** BEGIN **

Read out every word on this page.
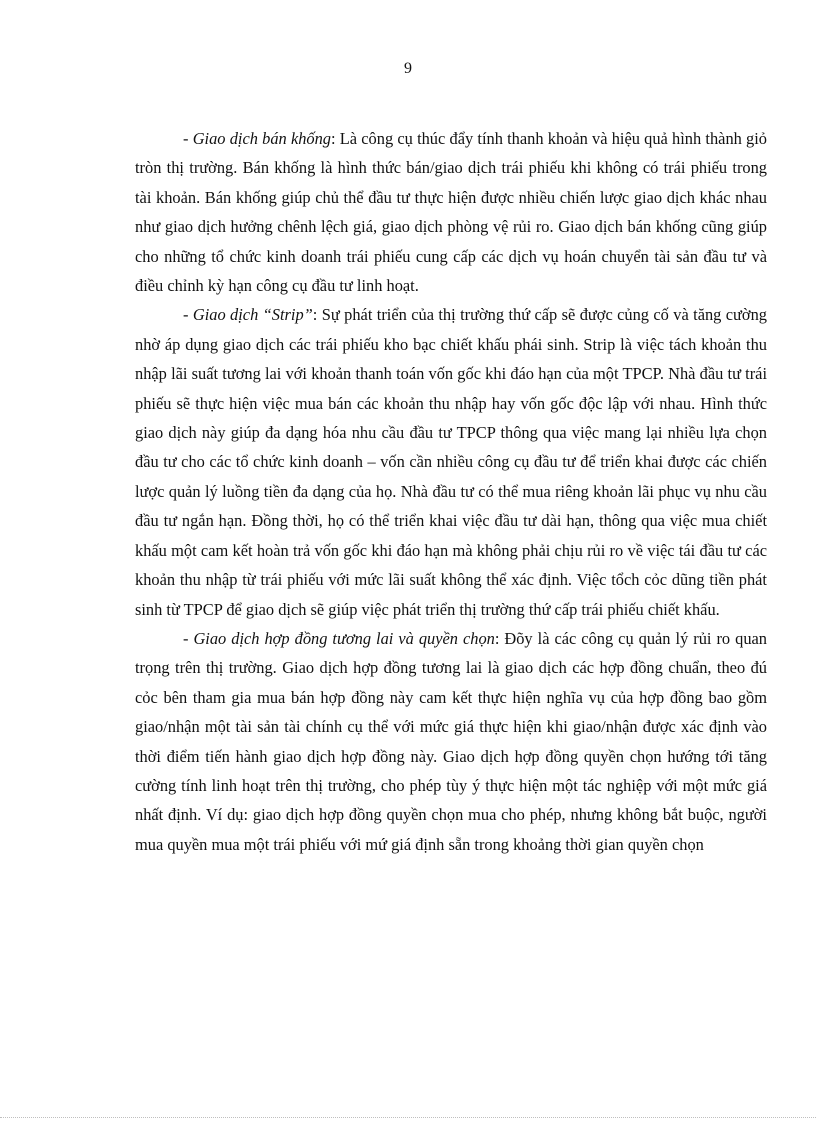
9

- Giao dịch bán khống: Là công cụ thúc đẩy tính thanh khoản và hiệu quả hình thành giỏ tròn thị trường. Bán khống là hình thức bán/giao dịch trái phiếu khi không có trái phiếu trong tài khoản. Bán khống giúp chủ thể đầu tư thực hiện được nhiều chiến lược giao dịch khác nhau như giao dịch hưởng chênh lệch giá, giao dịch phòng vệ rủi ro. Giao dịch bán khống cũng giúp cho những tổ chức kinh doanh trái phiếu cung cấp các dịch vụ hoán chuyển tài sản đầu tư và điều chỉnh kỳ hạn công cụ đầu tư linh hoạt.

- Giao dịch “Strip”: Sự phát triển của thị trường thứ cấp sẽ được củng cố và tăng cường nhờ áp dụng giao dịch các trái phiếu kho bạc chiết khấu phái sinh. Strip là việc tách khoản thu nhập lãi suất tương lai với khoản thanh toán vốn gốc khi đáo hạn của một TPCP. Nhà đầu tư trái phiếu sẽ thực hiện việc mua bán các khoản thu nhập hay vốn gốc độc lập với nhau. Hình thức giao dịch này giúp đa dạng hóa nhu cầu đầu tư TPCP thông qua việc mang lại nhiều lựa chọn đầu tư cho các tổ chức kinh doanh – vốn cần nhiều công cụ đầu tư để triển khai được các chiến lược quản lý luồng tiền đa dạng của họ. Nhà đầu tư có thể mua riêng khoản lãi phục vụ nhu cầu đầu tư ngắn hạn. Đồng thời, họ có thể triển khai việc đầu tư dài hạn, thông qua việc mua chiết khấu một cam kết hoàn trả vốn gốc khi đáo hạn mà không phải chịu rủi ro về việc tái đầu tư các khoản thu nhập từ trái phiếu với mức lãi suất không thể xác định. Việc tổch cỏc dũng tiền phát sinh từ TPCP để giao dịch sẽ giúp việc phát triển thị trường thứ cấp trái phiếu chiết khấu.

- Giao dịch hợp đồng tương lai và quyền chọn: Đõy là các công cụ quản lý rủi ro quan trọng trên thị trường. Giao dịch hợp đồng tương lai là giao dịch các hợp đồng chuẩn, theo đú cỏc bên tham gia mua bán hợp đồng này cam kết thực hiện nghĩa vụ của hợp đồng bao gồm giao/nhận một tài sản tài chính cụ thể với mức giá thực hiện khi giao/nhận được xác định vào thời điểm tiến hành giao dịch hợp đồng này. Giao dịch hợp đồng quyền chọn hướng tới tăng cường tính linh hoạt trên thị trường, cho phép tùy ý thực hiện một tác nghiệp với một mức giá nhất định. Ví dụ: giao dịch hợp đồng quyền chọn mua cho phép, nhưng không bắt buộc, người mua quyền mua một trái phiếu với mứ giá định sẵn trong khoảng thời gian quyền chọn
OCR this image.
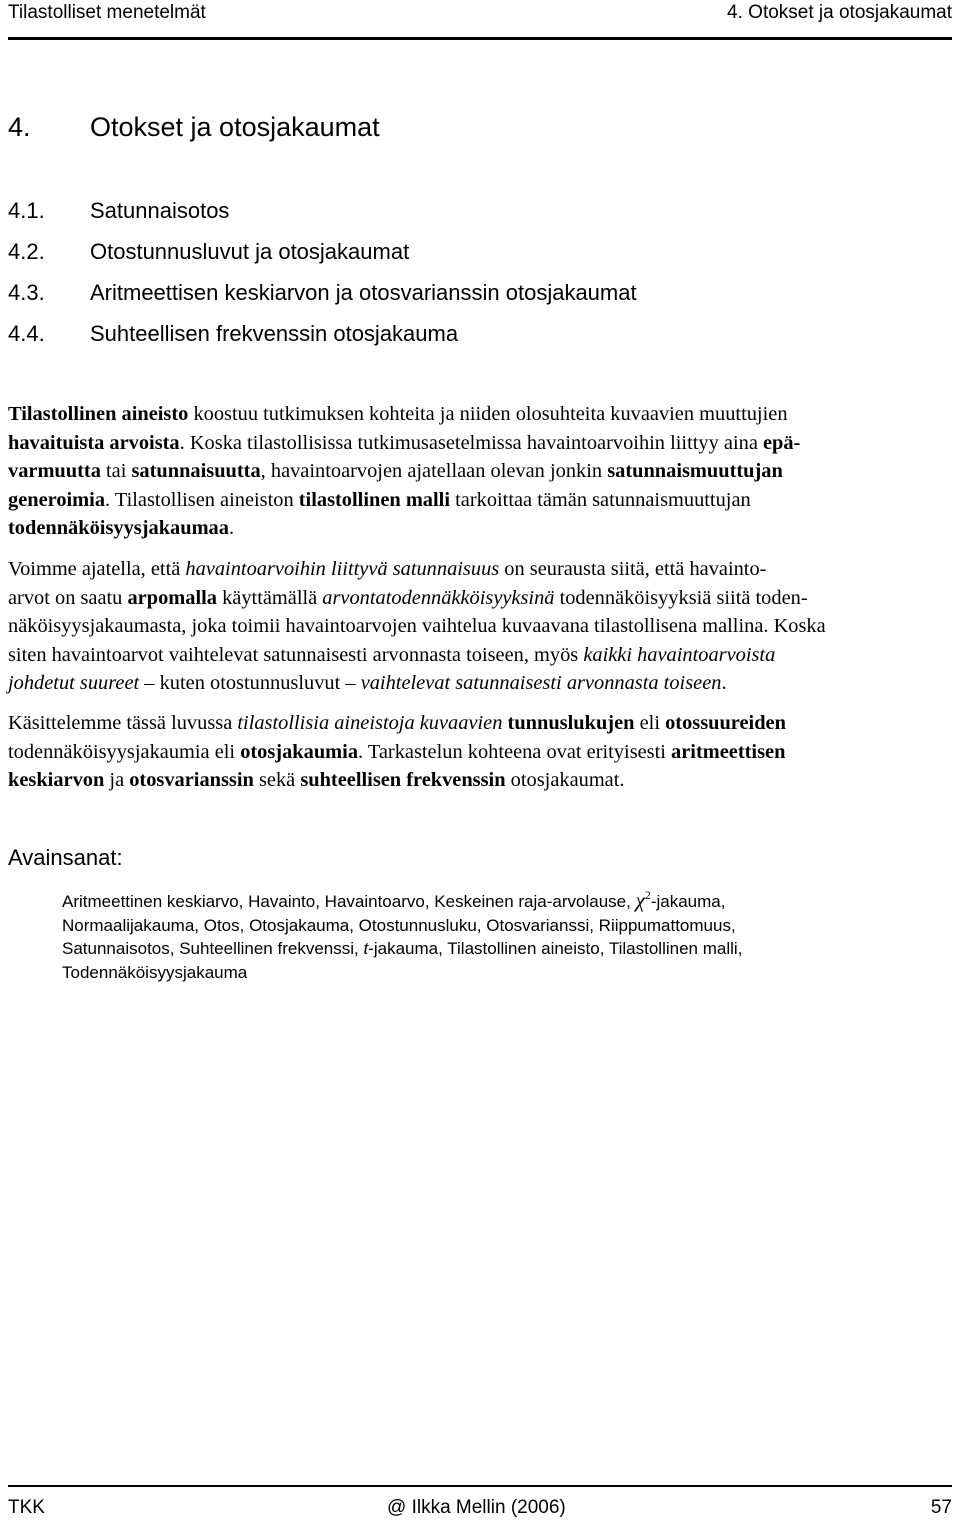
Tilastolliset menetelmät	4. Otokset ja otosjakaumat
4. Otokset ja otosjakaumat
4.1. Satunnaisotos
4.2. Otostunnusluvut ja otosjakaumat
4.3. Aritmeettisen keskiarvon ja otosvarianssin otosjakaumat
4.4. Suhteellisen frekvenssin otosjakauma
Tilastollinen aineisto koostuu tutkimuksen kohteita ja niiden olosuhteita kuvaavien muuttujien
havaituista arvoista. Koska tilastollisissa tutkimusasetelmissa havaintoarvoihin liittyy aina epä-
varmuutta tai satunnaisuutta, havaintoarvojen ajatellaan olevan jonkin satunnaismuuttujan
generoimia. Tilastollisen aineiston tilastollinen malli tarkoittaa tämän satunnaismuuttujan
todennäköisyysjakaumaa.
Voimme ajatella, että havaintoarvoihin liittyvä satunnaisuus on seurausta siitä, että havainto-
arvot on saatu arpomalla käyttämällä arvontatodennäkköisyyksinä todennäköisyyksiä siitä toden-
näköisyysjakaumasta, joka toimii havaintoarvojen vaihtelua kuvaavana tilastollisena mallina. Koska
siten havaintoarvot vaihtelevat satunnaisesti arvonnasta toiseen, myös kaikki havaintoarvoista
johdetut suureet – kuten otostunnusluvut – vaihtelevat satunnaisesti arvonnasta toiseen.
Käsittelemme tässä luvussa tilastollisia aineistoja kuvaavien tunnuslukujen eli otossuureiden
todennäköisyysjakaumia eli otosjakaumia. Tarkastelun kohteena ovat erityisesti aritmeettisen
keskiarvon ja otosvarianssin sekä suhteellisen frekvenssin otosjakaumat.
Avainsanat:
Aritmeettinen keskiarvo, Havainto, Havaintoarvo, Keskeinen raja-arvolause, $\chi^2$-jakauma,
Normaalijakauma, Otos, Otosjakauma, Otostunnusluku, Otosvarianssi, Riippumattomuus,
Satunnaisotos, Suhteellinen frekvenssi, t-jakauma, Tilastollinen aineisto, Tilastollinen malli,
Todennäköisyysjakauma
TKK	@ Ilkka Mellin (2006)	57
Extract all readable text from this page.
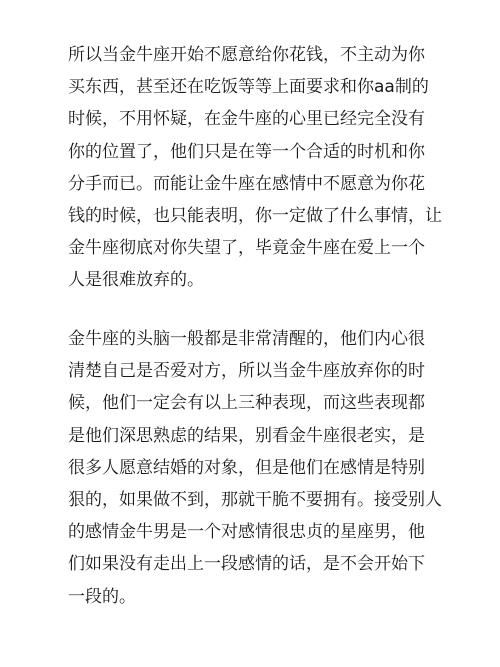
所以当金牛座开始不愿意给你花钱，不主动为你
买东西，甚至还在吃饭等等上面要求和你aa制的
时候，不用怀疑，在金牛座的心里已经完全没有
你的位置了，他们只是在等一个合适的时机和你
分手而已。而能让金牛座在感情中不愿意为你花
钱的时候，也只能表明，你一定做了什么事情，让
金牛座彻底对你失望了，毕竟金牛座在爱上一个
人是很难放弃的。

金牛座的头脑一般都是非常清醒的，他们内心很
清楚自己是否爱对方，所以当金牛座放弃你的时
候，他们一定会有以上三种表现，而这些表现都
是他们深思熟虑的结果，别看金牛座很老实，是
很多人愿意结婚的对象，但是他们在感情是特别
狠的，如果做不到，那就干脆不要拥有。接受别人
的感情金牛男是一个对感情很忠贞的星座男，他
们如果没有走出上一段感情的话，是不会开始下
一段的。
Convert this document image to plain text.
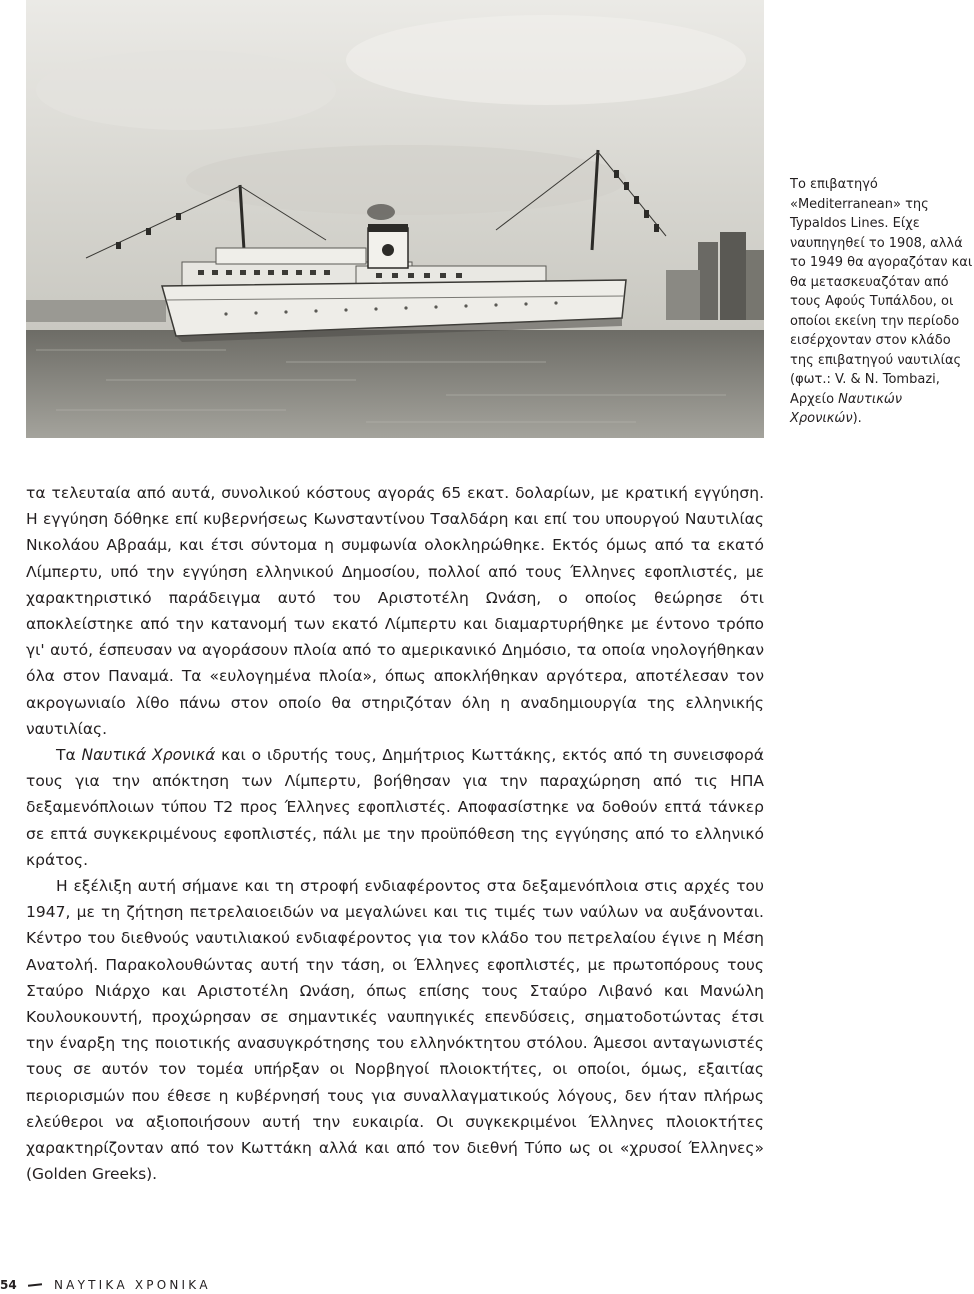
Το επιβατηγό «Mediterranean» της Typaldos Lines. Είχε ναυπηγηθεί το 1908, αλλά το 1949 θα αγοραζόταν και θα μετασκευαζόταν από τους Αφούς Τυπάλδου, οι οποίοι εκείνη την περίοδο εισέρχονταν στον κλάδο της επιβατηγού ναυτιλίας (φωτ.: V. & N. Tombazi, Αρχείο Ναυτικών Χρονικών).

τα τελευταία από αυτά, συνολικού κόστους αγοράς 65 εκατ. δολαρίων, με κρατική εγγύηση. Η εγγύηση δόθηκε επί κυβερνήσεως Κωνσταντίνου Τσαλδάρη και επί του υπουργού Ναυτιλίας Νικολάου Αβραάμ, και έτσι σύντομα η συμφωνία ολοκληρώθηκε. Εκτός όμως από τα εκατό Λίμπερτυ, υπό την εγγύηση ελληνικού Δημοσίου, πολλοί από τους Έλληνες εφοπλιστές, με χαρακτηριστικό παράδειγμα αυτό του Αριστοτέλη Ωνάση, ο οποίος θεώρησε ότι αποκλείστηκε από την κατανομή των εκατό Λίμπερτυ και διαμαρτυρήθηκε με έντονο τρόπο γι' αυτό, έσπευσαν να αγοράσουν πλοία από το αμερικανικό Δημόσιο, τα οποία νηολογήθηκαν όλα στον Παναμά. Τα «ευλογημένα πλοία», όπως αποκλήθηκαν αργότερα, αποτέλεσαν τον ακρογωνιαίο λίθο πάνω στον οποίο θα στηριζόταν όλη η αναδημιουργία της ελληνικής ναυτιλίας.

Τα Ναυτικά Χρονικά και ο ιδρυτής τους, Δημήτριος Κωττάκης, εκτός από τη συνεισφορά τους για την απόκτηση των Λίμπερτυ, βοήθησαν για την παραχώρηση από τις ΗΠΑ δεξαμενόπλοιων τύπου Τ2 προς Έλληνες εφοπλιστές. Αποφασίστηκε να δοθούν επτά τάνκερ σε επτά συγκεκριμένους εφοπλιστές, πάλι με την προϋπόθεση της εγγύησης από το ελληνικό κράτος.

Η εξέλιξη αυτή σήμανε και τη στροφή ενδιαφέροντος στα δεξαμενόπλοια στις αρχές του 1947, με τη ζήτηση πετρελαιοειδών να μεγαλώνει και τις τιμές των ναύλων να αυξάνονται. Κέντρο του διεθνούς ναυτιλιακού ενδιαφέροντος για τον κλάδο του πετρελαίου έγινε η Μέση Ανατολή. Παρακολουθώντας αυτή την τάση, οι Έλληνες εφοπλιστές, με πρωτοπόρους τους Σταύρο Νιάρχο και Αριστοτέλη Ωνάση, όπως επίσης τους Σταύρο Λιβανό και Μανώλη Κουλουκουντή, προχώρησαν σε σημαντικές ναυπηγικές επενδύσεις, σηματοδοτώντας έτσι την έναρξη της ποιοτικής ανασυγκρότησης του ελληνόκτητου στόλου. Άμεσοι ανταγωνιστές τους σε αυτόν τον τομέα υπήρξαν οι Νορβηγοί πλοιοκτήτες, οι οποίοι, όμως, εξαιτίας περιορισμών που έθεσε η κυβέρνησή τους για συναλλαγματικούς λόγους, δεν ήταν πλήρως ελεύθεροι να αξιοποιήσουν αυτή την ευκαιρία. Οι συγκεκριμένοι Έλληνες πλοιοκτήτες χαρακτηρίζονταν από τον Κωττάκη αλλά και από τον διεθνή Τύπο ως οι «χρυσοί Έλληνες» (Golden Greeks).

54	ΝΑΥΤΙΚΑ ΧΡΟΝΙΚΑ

** END **

■ WRITTEN TASK ■
Search the entries for the word "this" and copy every line that has it.

■ ANSWER FOR THE TASK ■
Read out every word on this page.
OCR this image.
Extract all readable text from this page.
Convert this document image to plain text.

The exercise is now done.